* What the exercise asks:
Figure out how many lines of the material below contain the word "port". Answer with the number only.

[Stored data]
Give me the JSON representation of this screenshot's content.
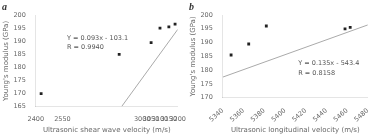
{
  "chart_data": [
    {
      "type": "scatter",
      "title": "a",
      "xlabel": "Ultrasonic shear wave velocity (m/s)",
      "ylabel": "Young's modulus (GPa)",
      "series": [
        {
          "type": "scatter",
          "color": "#222222",
          "marker": "square",
          "x": [
            2430,
            2870,
            3050,
            3100,
            3150,
            3185
          ],
          "values": [
            170.0,
            185.0,
            189.5,
            195.0,
            195.5,
            196.5
          ]
        },
        {
          "type": "line",
          "color": "#aaaaaa",
          "line_style": "solid",
          "x": [
            2885,
            3200
          ],
          "values": [
            165.205,
            194.5
          ]
        }
      ],
      "xlim": [
        2400,
        3200
      ],
      "ylim": [
        165,
        200
      ],
      "xticks": [
        2400,
        2550,
        3000,
        3050,
        3100,
        3150,
        3200
      ],
      "yticks": [
        165,
        170,
        175,
        180,
        185,
        190,
        195,
        200
      ],
      "annotations": [
        "Y = 0.093x - 103.1",
        "R = 0.9940"
      ],
      "grid": false
    },
    {
      "type": "scatter",
      "title": "b",
      "xlabel": "Ultrasonic longitudinal velocity (m/s)",
      "ylabel": "Young's modulus (GPa)",
      "series": [
        {
          "type": "scatter",
          "color": "#222222",
          "marker": "square",
          "x": [
            5348,
            5365,
            5382,
            5458,
            5463
          ],
          "values": [
            185.5,
            189.5,
            196.0,
            195.0,
            195.5
          ]
        },
        {
          "type": "line",
          "color": "#aaaaaa",
          "line_style": "solid",
          "x": [
            5340,
            5480
          ],
          "values": [
            177.5,
            196.4
          ]
        }
      ],
      "xlim": [
        5340,
        5480
      ],
      "ylim": [
        170,
        200
      ],
      "xticks": [
        5340,
        5360,
        5380,
        5400,
        5420,
        5440,
        5460,
        5480
      ],
      "yticks": [
        170,
        175,
        180,
        185,
        190,
        195,
        200
      ],
      "annotations": [
        "Y = 0.135x - 543.4",
        "R = 0.8158"
      ],
      "grid": false
    }
  ]
}
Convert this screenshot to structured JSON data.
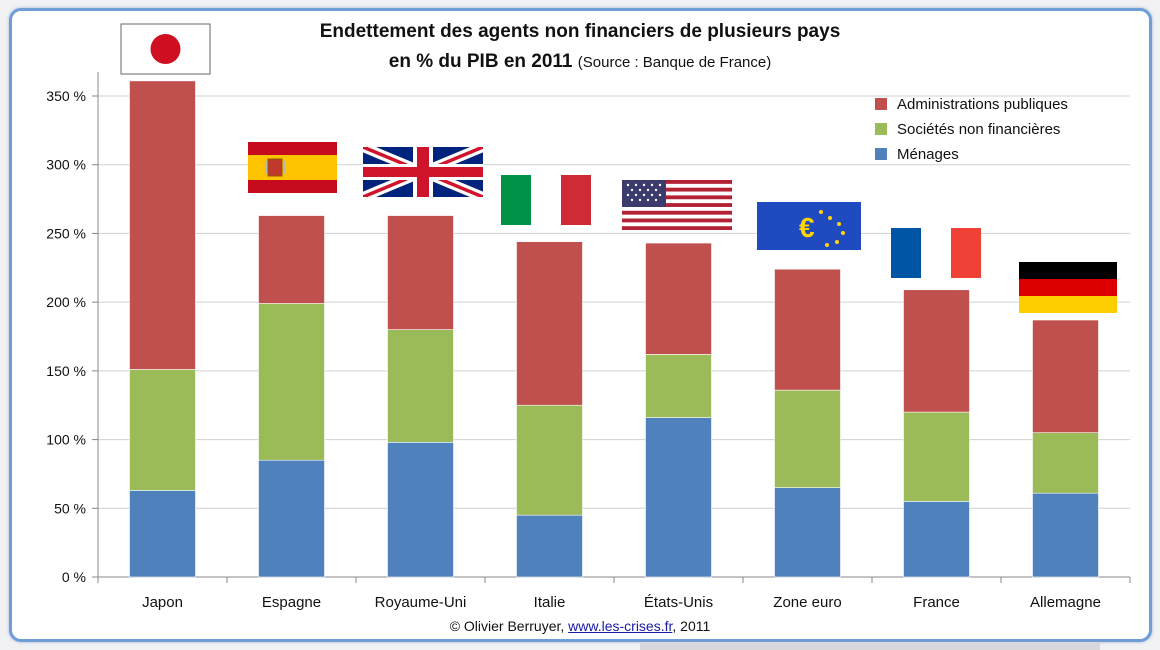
{
  "title_line1": "Endettement des agents non financiers de plusieurs pays",
  "title_line2_main": "en % du PIB en 2011",
  "title_line2_source": "(Source : Banque de France)",
  "credit": {
    "prefix": "© Olivier Berruyer, ",
    "link": "www.les-crises.fr",
    "suffix": ",  2011"
  },
  "colors": {
    "administrations": "#c0504d",
    "societes": "#9bbb59",
    "menages": "#4f81bd"
  },
  "flags": [
    "japan-flag-icon",
    "spain-flag-icon",
    "uk-flag-icon",
    "italy-flag-icon",
    "usa-flag-icon",
    "eu-flag-icon",
    "france-flag-icon",
    "germany-flag-icon"
  ],
  "chart_data": {
    "type": "bar",
    "stacked": true,
    "categories": [
      "Japon",
      "Espagne",
      "Royaume-Uni",
      "Italie",
      "États-Unis",
      "Zone euro",
      "France",
      "Allemagne"
    ],
    "series": [
      {
        "name": "Ménages",
        "color": "#4f81bd",
        "values": [
          63,
          85,
          98,
          45,
          116,
          65,
          55,
          61
        ]
      },
      {
        "name": "Sociétés non financières",
        "color": "#9bbb59",
        "values": [
          88,
          114,
          82,
          80,
          46,
          71,
          65,
          44
        ]
      },
      {
        "name": "Administrations publiques",
        "color": "#c0504d",
        "values": [
          210,
          64,
          83,
          119,
          81,
          88,
          89,
          82
        ]
      }
    ],
    "legend_order": [
      "Administrations publiques",
      "Sociétés non financières",
      "Ménages"
    ],
    "legend_position": "top-right",
    "yticks": [
      "0 %",
      "50 %",
      "100 %",
      "150 %",
      "200 %",
      "250 %",
      "300 %",
      "350 %"
    ],
    "ylim": [
      0,
      350
    ],
    "grid": true
  }
}
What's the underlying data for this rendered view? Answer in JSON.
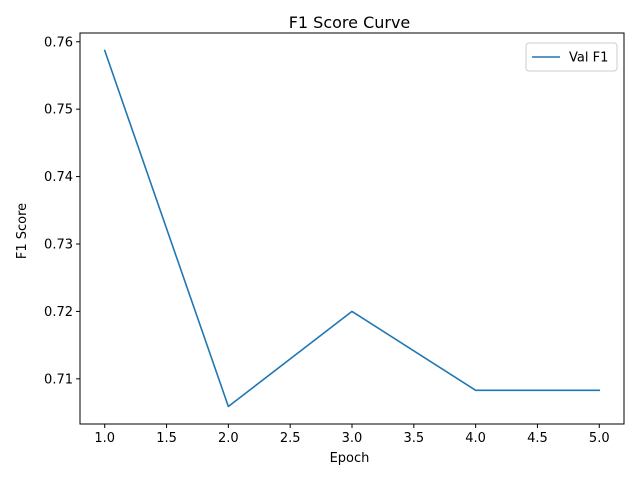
{
  "chart_data": {
    "type": "line",
    "title": "F1 Score Curve",
    "xlabel": "Epoch",
    "ylabel": "F1 Score",
    "x": [
      1,
      2,
      3,
      4,
      5
    ],
    "series": [
      {
        "name": "Val F1",
        "values": [
          0.7587,
          0.7059,
          0.72,
          0.7083,
          0.7083
        ],
        "color": "#1f77b4"
      }
    ],
    "xlim": [
      0.8,
      5.2
    ],
    "ylim": [
      0.7033,
      0.7613
    ],
    "xticks": [
      1.0,
      1.5,
      2.0,
      2.5,
      3.0,
      3.5,
      4.0,
      4.5,
      5.0
    ],
    "xtick_labels": [
      "1.0",
      "1.5",
      "2.0",
      "2.5",
      "3.0",
      "3.5",
      "4.0",
      "4.5",
      "5.0"
    ],
    "yticks": [
      0.71,
      0.72,
      0.73,
      0.74,
      0.75,
      0.76
    ],
    "ytick_labels": [
      "0.71",
      "0.72",
      "0.73",
      "0.74",
      "0.75",
      "0.76"
    ],
    "grid": false,
    "legend_position": "top-right"
  }
}
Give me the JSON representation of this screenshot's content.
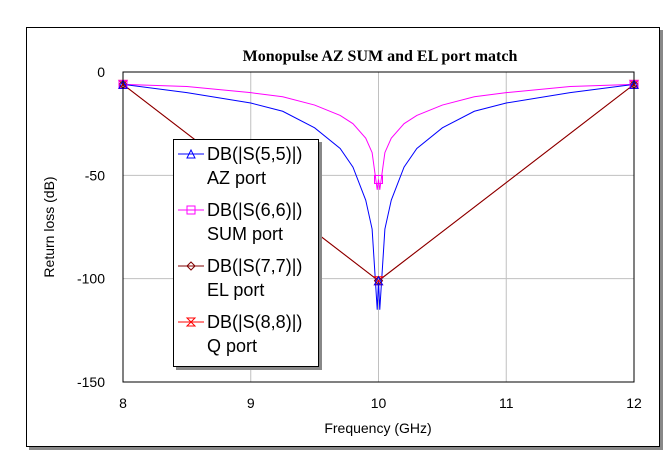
{
  "chart_data": {
    "type": "line",
    "title": "Monopulse AZ SUM and EL  port match",
    "xlabel": "Frequency (GHz)",
    "ylabel": "Return loss (dB)",
    "xlim": [
      8,
      12
    ],
    "ylim": [
      -150,
      0
    ],
    "xticks": [
      8,
      9,
      10,
      11,
      12
    ],
    "yticks": [
      0,
      -50,
      -100,
      -150
    ],
    "grid": true,
    "legend_position": "left",
    "series": [
      {
        "name": "DB(|S(5,5)|)",
        "sublabel": "AZ port",
        "color": "#0000ff",
        "marker": "triangle",
        "x": [
          8,
          8.5,
          9,
          9.25,
          9.5,
          9.7,
          9.8,
          9.9,
          9.95,
          9.99,
          10,
          10.01,
          10.05,
          10.1,
          10.2,
          10.3,
          10.5,
          10.75,
          11,
          11.5,
          12
        ],
        "y": [
          -6,
          -10,
          -15,
          -19,
          -27,
          -37,
          -46,
          -62,
          -76,
          -115,
          -101,
          -115,
          -76,
          -62,
          -46,
          -37,
          -27,
          -19,
          -15,
          -10,
          -6
        ],
        "marker_x": [
          8,
          10,
          12
        ],
        "marker_y": [
          -6,
          -101,
          -6
        ]
      },
      {
        "name": "DB(|S(6,6)|)",
        "sublabel": "SUM port",
        "color": "#ff00ff",
        "marker": "square",
        "x": [
          8,
          8.5,
          9,
          9.25,
          9.5,
          9.7,
          9.8,
          9.9,
          9.95,
          9.99,
          10,
          10.01,
          10.05,
          10.1,
          10.2,
          10.3,
          10.5,
          10.75,
          11,
          11.5,
          12
        ],
        "y": [
          -6,
          -7,
          -10,
          -12,
          -16,
          -21,
          -25,
          -32,
          -39,
          -57,
          -52,
          -57,
          -39,
          -32,
          -25,
          -21,
          -16,
          -12,
          -10,
          -7,
          -6
        ],
        "marker_x": [
          8,
          10,
          12
        ],
        "marker_y": [
          -6,
          -52,
          -6
        ]
      },
      {
        "name": "DB(|S(7,7)|)",
        "sublabel": "EL port",
        "color": "#800000",
        "marker": "diamond",
        "x": [
          8,
          10,
          12
        ],
        "y": [
          -6,
          -101,
          -6
        ],
        "marker_x": [
          8,
          10,
          12
        ],
        "marker_y": [
          -6,
          -101,
          -6
        ]
      },
      {
        "name": "DB(|S(8,8)|)",
        "sublabel": "Q port",
        "color": "#ff0000",
        "marker": "hourglass",
        "x": [
          8,
          10,
          12
        ],
        "y": [
          -6,
          -101,
          -6
        ],
        "marker_x": [
          8,
          10,
          12
        ],
        "marker_y": [
          -6,
          -101,
          -6
        ]
      }
    ]
  }
}
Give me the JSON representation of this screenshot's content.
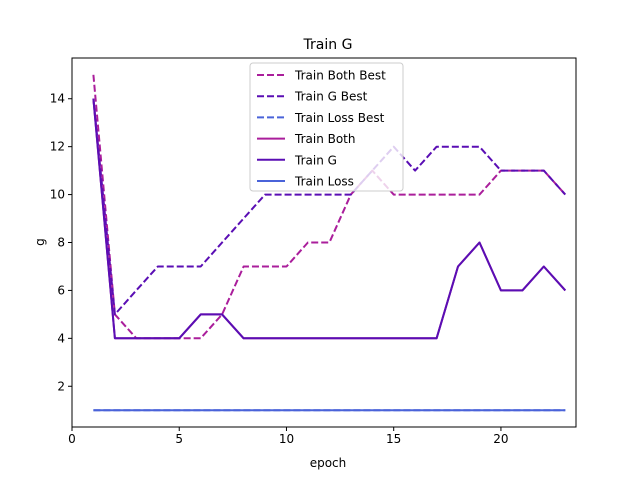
{
  "chart_data": {
    "type": "line",
    "title": "Train G",
    "xlabel": "epoch",
    "ylabel": "g",
    "xlim": [
      0,
      23.5
    ],
    "ylim": [
      0.3,
      15.7
    ],
    "xticks": [
      0,
      5,
      10,
      15,
      20
    ],
    "yticks": [
      2,
      4,
      6,
      8,
      10,
      12,
      14
    ],
    "grid": false,
    "legend_position": "top-center",
    "x": [
      1,
      2,
      3,
      4,
      5,
      6,
      7,
      8,
      9,
      10,
      11,
      12,
      13,
      14,
      15,
      16,
      17,
      18,
      19,
      20,
      21,
      22,
      23
    ],
    "series": [
      {
        "name": "Train Both Best",
        "color": "#aa1e9b",
        "dash": "dashed",
        "values": [
          15,
          5,
          4,
          4,
          4,
          4,
          5,
          7,
          7,
          7,
          8,
          8,
          10,
          11,
          10,
          10,
          10,
          10,
          10,
          11,
          11,
          11,
          10
        ]
      },
      {
        "name": "Train G Best",
        "color": "#5a0eb4",
        "dash": "dashed",
        "values": [
          14,
          5,
          6,
          7,
          7,
          7,
          8,
          9,
          10,
          10,
          10,
          10,
          10,
          11,
          12,
          11,
          12,
          12,
          12,
          11,
          11,
          11,
          10
        ]
      },
      {
        "name": "Train Loss Best",
        "color": "#4a63d9",
        "dash": "dashed",
        "values": [
          1,
          1,
          1,
          1,
          1,
          1,
          1,
          1,
          1,
          1,
          1,
          1,
          1,
          1,
          1,
          1,
          1,
          1,
          1,
          1,
          1,
          1,
          1
        ]
      },
      {
        "name": "Train Both",
        "color": "#aa1e9b",
        "dash": "solid",
        "values": [
          14,
          4,
          4,
          4,
          4,
          5,
          5,
          4,
          4,
          4,
          4,
          4,
          4,
          4,
          4,
          4,
          4,
          7,
          8,
          6,
          6,
          7,
          6
        ]
      },
      {
        "name": "Train G",
        "color": "#5a0eb4",
        "dash": "solid",
        "values": [
          14,
          4,
          4,
          4,
          4,
          5,
          5,
          4,
          4,
          4,
          4,
          4,
          4,
          4,
          4,
          4,
          4,
          7,
          8,
          6,
          6,
          7,
          6
        ]
      },
      {
        "name": "Train Loss",
        "color": "#4a63d9",
        "dash": "solid",
        "values": [
          1,
          1,
          1,
          1,
          1,
          1,
          1,
          1,
          1,
          1,
          1,
          1,
          1,
          1,
          1,
          1,
          1,
          1,
          1,
          1,
          1,
          1,
          1
        ]
      }
    ]
  }
}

* The answer:
5